### Aim
Your task is to output the data exactly as it stands.

### Records to process
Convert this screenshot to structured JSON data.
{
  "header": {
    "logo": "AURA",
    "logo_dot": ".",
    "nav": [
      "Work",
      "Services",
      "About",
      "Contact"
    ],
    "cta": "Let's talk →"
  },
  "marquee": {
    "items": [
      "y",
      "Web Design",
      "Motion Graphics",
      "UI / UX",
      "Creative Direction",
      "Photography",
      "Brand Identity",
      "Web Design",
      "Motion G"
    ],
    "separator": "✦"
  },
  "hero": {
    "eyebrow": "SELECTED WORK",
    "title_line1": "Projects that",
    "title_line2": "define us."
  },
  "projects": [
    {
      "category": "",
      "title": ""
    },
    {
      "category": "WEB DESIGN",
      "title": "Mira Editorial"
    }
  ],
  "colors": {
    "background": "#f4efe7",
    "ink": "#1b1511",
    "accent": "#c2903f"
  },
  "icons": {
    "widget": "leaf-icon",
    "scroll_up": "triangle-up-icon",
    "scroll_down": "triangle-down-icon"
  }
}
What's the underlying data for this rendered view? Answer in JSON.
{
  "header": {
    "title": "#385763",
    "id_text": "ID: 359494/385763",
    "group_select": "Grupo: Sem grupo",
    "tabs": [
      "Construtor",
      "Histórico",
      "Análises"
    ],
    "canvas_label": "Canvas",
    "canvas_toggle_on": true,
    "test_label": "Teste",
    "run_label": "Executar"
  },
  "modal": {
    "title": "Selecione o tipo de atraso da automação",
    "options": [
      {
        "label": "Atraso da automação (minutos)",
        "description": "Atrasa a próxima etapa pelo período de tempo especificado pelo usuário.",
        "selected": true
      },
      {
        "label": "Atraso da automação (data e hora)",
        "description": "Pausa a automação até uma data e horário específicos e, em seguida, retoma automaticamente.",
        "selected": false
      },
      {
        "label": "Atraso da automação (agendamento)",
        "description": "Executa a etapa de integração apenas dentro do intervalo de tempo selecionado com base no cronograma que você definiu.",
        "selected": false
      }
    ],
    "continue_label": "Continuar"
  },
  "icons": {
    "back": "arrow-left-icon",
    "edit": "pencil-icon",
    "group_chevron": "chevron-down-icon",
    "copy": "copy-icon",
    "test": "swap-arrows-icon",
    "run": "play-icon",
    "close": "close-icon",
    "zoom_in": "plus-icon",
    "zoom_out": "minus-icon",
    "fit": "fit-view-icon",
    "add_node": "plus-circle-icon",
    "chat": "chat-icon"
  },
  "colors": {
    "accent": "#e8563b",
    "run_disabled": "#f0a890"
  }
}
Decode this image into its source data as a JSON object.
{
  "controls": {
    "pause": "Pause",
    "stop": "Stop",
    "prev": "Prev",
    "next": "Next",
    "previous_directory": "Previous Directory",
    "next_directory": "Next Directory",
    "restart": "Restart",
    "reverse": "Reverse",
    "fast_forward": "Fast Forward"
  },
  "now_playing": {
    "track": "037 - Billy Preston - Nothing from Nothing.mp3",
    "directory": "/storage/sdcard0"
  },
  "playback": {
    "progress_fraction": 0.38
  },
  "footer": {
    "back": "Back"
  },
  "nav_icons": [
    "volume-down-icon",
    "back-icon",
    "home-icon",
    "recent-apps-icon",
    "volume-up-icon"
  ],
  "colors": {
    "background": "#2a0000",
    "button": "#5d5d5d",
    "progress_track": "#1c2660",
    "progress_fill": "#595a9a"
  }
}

### Result for this task
Convert this screenshot to structured JSON data.
{
  "header": {
    "logo": "AURA",
    "logo_dot": ".",
    "nav": [
      "Work",
      "Services",
      "About",
      "Contact"
    ],
    "cta": "Let's talk →"
  },
  "marquee": {
    "items": [
      "y",
      "Web Design",
      "Motion Graphics",
      "UI / UX",
      "Creative Direction",
      "Photography",
      "Brand Identity",
      "Web Design",
      "Motion G"
    ],
    "separator": "✦"
  },
  "hero": {
    "eyebrow": "SELECTED WORK",
    "title_line1": "Projects that",
    "title_line2": "define us."
  },
  "projects": [
    {
      "category": "",
      "title": ""
    },
    {
      "category": "WEB DESIGN",
      "title": "Mira Editorial"
    }
  ],
  "colors": {
    "background": "#f4efe7",
    "ink": "#1b1511",
    "accent": "#c2903f"
  },
  "icons": {
    "widget": "leaf-icon",
    "scroll_up": "triangle-up-icon",
    "scroll_down": "triangle-down-icon"
  }
}
What's the underlying data for this rendered view? Answer in JSON.
{
  "header": {
    "title": "#385763",
    "id_text": "ID: 359494/385763",
    "group_select": "Grupo: Sem grupo",
    "tabs": [
      "Construtor",
      "Histórico",
      "Análises"
    ],
    "canvas_label": "Canvas",
    "canvas_toggle_on": true,
    "test_label": "Teste",
    "run_label": "Executar"
  },
  "modal": {
    "title": "Selecione o tipo de atraso da automação",
    "options": [
      {
        "label": "Atraso da automação (minutos)",
        "description": "Atrasa a próxima etapa pelo período de tempo especificado pelo usuário.",
        "selected": true
      },
      {
        "label": "Atraso da automação (data e hora)",
        "description": "Pausa a automação até uma data e horário específicos e, em seguida, retoma automaticamente.",
        "selected": false
      },
      {
        "label": "Atraso da automação (agendamento)",
        "description": "Executa a etapa de integração apenas dentro do intervalo de tempo selecionado com base no cronograma que você definiu.",
        "selected": false
      }
    ],
    "continue_label": "Continuar"
  },
  "icons": {
    "back": "arrow-left-icon",
    "edit": "pencil-icon",
    "group_chevron": "chevron-down-icon",
    "copy": "copy-icon",
    "test": "swap-arrows-icon",
    "run": "play-icon",
    "close": "close-icon",
    "zoom_in": "plus-icon",
    "zoom_out": "minus-icon",
    "fit": "fit-view-icon",
    "add_node": "plus-circle-icon",
    "chat": "chat-icon"
  },
  "colors": {
    "accent": "#e8563b",
    "run_disabled": "#f0a890"
  }
}
Decode this image into its source data as a JSON object.
{
  "controls": {
    "pause": "Pause",
    "stop": "Stop",
    "prev": "Prev",
    "next": "Next",
    "previous_directory": "Previous Directory",
    "next_directory": "Next Directory",
    "restart": "Restart",
    "reverse": "Reverse",
    "fast_forward": "Fast Forward"
  },
  "now_playing": {
    "track": "037 - Billy Preston - Nothing from Nothing.mp3",
    "directory": "/storage/sdcard0"
  },
  "playback": {
    "progress_fraction": 0.38
  },
  "footer": {
    "back": "Back"
  },
  "nav_icons": [
    "volume-down-icon",
    "back-icon",
    "home-icon",
    "recent-apps-icon",
    "volume-up-icon"
  ],
  "colors": {
    "background": "#2a0000",
    "button": "#5d5d5d",
    "progress_track": "#1c2660",
    "progress_fill": "#595a9a"
  }
}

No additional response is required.